[Extracted records]

▼

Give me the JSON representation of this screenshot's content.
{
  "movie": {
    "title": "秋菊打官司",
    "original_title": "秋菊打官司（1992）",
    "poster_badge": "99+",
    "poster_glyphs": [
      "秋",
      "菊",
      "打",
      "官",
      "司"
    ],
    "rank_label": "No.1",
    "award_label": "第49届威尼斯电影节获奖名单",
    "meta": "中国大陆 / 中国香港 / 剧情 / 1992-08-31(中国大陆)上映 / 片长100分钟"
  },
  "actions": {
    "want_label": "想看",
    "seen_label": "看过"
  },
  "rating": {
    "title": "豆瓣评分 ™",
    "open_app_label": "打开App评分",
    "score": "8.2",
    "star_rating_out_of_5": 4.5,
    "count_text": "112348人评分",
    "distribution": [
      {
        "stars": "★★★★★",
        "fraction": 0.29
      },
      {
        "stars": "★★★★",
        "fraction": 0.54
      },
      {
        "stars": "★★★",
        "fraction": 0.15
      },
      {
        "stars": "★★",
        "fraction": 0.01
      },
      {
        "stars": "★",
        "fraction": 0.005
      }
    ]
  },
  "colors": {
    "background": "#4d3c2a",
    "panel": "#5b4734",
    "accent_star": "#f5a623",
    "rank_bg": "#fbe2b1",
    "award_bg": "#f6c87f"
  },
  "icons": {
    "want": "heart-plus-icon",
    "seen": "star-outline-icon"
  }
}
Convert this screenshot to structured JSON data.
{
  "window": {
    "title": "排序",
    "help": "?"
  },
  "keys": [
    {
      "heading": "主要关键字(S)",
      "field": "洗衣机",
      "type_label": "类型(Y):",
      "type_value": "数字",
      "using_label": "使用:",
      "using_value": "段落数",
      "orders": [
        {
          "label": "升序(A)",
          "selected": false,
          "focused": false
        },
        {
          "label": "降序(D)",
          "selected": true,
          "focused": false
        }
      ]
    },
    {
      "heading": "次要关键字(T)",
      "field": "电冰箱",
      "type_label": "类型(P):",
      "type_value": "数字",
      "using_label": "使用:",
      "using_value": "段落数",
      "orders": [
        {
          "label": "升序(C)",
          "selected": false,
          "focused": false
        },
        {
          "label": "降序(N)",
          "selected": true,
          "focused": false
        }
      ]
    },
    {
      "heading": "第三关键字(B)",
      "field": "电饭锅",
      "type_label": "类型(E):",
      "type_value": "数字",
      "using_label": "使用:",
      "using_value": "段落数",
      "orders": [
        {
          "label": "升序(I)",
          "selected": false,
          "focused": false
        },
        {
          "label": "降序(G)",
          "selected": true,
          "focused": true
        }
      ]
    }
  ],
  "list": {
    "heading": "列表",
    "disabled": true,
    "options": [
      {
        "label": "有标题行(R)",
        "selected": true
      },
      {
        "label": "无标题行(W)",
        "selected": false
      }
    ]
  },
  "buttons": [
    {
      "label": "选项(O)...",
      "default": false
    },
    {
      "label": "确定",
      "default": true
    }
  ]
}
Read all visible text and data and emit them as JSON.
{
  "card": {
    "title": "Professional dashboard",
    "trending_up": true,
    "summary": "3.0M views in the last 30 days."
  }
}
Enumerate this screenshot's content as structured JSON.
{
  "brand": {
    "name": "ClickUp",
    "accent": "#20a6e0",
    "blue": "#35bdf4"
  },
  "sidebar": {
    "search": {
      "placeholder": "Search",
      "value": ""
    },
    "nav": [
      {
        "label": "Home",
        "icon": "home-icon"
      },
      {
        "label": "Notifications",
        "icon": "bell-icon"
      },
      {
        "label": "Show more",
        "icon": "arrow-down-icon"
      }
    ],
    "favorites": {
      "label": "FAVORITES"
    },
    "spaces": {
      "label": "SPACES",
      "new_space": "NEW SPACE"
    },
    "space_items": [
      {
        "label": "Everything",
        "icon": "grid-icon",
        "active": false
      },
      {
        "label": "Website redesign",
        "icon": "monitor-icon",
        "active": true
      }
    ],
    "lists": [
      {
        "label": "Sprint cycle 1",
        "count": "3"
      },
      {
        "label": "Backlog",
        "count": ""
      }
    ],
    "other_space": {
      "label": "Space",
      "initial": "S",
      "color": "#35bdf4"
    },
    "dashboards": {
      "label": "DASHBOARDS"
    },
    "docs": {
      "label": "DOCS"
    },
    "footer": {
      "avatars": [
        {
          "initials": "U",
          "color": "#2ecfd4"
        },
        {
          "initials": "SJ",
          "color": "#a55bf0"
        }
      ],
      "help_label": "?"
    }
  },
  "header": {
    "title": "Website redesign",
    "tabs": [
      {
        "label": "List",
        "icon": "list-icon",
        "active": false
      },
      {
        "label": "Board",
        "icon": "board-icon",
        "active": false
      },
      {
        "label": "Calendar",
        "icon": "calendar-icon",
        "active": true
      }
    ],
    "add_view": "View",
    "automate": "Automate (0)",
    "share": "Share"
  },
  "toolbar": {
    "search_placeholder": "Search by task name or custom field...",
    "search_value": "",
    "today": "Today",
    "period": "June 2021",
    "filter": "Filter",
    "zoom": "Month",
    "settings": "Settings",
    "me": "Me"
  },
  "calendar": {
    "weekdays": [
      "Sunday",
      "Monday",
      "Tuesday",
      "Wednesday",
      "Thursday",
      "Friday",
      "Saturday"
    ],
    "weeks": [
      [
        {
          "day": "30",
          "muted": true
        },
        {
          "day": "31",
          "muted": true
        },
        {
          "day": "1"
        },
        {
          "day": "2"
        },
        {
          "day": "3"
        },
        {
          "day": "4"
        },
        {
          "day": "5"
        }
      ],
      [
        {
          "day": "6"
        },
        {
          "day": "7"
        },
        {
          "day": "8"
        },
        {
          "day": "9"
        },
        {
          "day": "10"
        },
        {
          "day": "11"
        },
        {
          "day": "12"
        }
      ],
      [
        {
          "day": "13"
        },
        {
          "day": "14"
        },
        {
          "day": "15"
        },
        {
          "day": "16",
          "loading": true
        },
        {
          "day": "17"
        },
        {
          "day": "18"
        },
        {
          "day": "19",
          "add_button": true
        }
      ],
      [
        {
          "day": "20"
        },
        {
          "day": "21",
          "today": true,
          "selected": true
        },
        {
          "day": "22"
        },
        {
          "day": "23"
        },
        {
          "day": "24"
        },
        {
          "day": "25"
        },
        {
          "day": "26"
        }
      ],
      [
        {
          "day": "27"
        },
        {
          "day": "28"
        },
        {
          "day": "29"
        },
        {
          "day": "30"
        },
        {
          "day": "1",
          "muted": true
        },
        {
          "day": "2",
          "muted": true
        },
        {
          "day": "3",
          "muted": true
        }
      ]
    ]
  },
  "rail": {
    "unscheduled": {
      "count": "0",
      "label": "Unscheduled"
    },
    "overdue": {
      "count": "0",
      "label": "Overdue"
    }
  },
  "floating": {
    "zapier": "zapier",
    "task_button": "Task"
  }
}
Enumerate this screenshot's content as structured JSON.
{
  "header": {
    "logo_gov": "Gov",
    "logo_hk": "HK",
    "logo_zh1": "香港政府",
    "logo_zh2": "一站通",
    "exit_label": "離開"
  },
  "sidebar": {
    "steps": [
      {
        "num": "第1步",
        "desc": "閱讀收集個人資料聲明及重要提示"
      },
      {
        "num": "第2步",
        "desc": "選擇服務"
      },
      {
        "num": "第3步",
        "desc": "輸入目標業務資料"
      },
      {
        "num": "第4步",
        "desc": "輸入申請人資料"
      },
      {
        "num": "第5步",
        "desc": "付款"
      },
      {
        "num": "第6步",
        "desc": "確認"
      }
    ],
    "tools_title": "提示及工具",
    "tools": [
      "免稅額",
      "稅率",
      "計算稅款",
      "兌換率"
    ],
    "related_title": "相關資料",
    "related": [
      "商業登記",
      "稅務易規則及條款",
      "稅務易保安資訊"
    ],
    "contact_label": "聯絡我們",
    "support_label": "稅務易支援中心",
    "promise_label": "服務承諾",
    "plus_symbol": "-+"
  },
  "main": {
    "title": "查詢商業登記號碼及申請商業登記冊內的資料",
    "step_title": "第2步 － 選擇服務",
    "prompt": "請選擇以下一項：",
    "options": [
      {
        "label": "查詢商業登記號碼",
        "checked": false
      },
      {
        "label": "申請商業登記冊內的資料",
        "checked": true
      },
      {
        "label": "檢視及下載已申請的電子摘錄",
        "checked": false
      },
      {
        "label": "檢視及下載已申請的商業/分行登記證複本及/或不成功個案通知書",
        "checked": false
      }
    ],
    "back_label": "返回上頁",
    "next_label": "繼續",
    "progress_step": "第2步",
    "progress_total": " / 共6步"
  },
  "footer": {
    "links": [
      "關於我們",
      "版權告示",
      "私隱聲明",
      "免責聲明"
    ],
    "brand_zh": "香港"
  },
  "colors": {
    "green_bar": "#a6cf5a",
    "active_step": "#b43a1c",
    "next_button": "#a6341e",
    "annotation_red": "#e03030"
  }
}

▲

> **WHAT IS EXPECTED**:
A number is the only answer here: how many lines of the material above contain "JSON"?

> **PROBLEM SOLUTION**:
5